TASK TO COMPLETE:
Your task is to repeat all of the material exactly.

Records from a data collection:
☆ ☆ ☆
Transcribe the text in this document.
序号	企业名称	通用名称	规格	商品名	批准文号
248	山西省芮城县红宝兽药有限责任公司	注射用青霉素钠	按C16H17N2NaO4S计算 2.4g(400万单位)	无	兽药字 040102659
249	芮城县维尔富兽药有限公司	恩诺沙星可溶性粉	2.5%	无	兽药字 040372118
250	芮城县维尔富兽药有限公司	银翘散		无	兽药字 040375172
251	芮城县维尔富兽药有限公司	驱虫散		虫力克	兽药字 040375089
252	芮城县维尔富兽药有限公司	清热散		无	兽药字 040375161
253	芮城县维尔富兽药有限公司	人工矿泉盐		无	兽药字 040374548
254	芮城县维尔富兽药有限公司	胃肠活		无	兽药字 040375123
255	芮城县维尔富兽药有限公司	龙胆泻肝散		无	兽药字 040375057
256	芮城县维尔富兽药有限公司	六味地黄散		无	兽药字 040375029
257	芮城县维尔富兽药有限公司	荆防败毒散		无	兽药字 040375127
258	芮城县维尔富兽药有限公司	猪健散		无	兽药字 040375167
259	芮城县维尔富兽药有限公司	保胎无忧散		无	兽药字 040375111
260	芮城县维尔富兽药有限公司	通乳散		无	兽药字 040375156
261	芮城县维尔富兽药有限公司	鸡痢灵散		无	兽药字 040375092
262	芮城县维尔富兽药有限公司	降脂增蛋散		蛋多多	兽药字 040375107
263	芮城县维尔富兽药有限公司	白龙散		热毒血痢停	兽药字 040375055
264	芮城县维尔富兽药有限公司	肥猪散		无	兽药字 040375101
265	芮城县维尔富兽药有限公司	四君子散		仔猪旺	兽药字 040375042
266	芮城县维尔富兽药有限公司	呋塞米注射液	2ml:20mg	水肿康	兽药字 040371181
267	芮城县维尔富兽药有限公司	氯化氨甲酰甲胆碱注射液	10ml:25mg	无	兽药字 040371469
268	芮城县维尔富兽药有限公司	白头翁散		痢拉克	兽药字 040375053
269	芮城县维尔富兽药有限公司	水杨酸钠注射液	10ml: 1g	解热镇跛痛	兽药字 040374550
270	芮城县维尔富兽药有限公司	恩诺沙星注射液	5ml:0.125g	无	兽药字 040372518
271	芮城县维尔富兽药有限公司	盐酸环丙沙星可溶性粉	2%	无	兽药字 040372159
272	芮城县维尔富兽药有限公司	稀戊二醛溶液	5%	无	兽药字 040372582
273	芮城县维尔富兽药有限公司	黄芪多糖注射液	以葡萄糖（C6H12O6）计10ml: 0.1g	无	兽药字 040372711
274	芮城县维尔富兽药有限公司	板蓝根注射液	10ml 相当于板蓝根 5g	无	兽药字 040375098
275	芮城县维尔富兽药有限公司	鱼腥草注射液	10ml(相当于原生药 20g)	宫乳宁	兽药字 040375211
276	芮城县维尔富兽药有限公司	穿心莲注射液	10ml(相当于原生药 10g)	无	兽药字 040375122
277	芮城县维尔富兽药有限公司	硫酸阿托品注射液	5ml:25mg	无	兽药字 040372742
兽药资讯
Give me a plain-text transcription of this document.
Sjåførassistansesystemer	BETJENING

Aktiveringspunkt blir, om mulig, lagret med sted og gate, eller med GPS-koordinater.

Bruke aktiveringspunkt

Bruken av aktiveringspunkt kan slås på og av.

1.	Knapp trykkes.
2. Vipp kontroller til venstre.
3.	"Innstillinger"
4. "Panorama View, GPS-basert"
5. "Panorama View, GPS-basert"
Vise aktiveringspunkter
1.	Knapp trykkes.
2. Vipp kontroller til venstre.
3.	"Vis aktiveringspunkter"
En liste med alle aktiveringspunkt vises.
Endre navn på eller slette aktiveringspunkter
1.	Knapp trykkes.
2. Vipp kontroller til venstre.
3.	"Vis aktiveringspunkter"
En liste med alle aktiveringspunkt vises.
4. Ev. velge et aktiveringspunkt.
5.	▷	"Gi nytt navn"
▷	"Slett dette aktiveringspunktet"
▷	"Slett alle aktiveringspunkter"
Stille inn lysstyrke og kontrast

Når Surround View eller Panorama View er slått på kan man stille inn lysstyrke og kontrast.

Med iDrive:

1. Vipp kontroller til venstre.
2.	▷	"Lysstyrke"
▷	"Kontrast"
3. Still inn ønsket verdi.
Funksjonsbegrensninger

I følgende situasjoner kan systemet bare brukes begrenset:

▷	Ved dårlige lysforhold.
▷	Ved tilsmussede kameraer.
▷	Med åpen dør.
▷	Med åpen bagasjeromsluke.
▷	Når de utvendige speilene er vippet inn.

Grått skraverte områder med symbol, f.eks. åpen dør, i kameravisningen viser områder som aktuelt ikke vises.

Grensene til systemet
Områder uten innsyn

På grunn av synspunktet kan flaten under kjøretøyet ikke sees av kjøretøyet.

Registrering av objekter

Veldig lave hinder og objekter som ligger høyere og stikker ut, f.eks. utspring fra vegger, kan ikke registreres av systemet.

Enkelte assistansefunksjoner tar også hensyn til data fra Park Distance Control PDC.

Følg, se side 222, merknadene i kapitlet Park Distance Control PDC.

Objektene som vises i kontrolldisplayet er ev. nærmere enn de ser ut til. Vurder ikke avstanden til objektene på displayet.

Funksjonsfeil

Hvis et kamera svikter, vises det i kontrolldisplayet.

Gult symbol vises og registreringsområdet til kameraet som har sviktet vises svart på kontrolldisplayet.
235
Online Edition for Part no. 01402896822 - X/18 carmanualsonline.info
☆ ☆ ☆
SOLUTION FOR THIS TASK:
Transcribe the text in this document.
序号	企业名称	通用名称	规格	商品名	批准文号
248	山西省芮城县红宝兽药有限责任公司	注射用青霉素钠	按C16H17N2NaO4S计算 2.4g(400万单位)	无	兽药字 040102659
249	芮城县维尔富兽药有限公司	恩诺沙星可溶性粉	2.5%	无	兽药字 040372118
250	芮城县维尔富兽药有限公司	银翘散		无	兽药字 040375172
251	芮城县维尔富兽药有限公司	驱虫散		虫力克	兽药字 040375089
252	芮城县维尔富兽药有限公司	清热散		无	兽药字 040375161
253	芮城县维尔富兽药有限公司	人工矿泉盐		无	兽药字 040374548
254	芮城县维尔富兽药有限公司	胃肠活		无	兽药字 040375123
255	芮城县维尔富兽药有限公司	龙胆泻肝散		无	兽药字 040375057
256	芮城县维尔富兽药有限公司	六味地黄散		无	兽药字 040375029
257	芮城县维尔富兽药有限公司	荆防败毒散		无	兽药字 040375127
258	芮城县维尔富兽药有限公司	猪健散		无	兽药字 040375167
259	芮城县维尔富兽药有限公司	保胎无忧散		无	兽药字 040375111
260	芮城县维尔富兽药有限公司	通乳散		无	兽药字 040375156
261	芮城县维尔富兽药有限公司	鸡痢灵散		无	兽药字 040375092
262	芮城县维尔富兽药有限公司	降脂增蛋散		蛋多多	兽药字 040375107
263	芮城县维尔富兽药有限公司	白龙散		热毒血痢停	兽药字 040375055
264	芮城县维尔富兽药有限公司	肥猪散		无	兽药字 040375101
265	芮城县维尔富兽药有限公司	四君子散		仔猪旺	兽药字 040375042
266	芮城县维尔富兽药有限公司	呋塞米注射液	2ml:20mg	水肿康	兽药字 040371181
267	芮城县维尔富兽药有限公司	氯化氨甲酰甲胆碱注射液	10ml:25mg	无	兽药字 040371469
268	芮城县维尔富兽药有限公司	白头翁散		痢拉克	兽药字 040375053
269	芮城县维尔富兽药有限公司	水杨酸钠注射液	10ml: 1g	解热镇跛痛	兽药字 040374550
270	芮城县维尔富兽药有限公司	恩诺沙星注射液	5ml:0.125g	无	兽药字 040372518
271	芮城县维尔富兽药有限公司	盐酸环丙沙星可溶性粉	2%	无	兽药字 040372159
272	芮城县维尔富兽药有限公司	稀戊二醛溶液	5%	无	兽药字 040372582
273	芮城县维尔富兽药有限公司	黄芪多糖注射液	以葡萄糖（C6H12O6）计10ml: 0.1g	无	兽药字 040372711
274	芮城县维尔富兽药有限公司	板蓝根注射液	10ml 相当于板蓝根 5g	无	兽药字 040375098
275	芮城县维尔富兽药有限公司	鱼腥草注射液	10ml(相当于原生药 20g)	宫乳宁	兽药字 040375211
276	芮城县维尔富兽药有限公司	穿心莲注射液	10ml(相当于原生药 10g)	无	兽药字 040375122
277	芮城县维尔富兽药有限公司	硫酸阿托品注射液	5ml:25mg	无	兽药字 040372742
兽药资讯
Give me a plain-text transcription of this document.
Sjåførassistansesystemer	BETJENING

Aktiveringspunkt blir, om mulig, lagret med sted og gate, eller med GPS-koordinater.

Bruke aktiveringspunkt

Bruken av aktiveringspunkt kan slås på og av.

1.	Knapp trykkes.
2. Vipp kontroller til venstre.
3.	"Innstillinger"
4. "Panorama View, GPS-basert"
5. "Panorama View, GPS-basert"
Vise aktiveringspunkter
1.	Knapp trykkes.
2. Vipp kontroller til venstre.
3.	"Vis aktiveringspunkter"
En liste med alle aktiveringspunkt vises.
Endre navn på eller slette aktiveringspunkter
1.	Knapp trykkes.
2. Vipp kontroller til venstre.
3.	"Vis aktiveringspunkter"
En liste med alle aktiveringspunkt vises.
4. Ev. velge et aktiveringspunkt.
5.	▷	"Gi nytt navn"
▷	"Slett dette aktiveringspunktet"
▷	"Slett alle aktiveringspunkter"
Stille inn lysstyrke og kontrast

Når Surround View eller Panorama View er slått på kan man stille inn lysstyrke og kontrast.

Med iDrive:

1. Vipp kontroller til venstre.
2.	▷	"Lysstyrke"
▷	"Kontrast"
3. Still inn ønsket verdi.
Funksjonsbegrensninger

I følgende situasjoner kan systemet bare brukes begrenset:

▷	Ved dårlige lysforhold.
▷	Ved tilsmussede kameraer.
▷	Med åpen dør.
▷	Med åpen bagasjeromsluke.
▷	Når de utvendige speilene er vippet inn.

Grått skraverte områder med symbol, f.eks. åpen dør, i kameravisningen viser områder som aktuelt ikke vises.

Grensene til systemet
Områder uten innsyn

På grunn av synspunktet kan flaten under kjøretøyet ikke sees av kjøretøyet.

Registrering av objekter

Veldig lave hinder og objekter som ligger høyere og stikker ut, f.eks. utspring fra vegger, kan ikke registreres av systemet.

Enkelte assistansefunksjoner tar også hensyn til data fra Park Distance Control PDC.

Følg, se side 222, merknadene i kapitlet Park Distance Control PDC.

Objektene som vises i kontrolldisplayet er ev. nærmere enn de ser ut til. Vurder ikke avstanden til objektene på displayet.

Funksjonsfeil

Hvis et kamera svikter, vises det i kontrolldisplayet.

Gult symbol vises og registreringsområdet til kameraet som har sviktet vises svart på kontrolldisplayet.
235
Online Edition for Part no. 01402896822 - X/18 carmanualsonline.info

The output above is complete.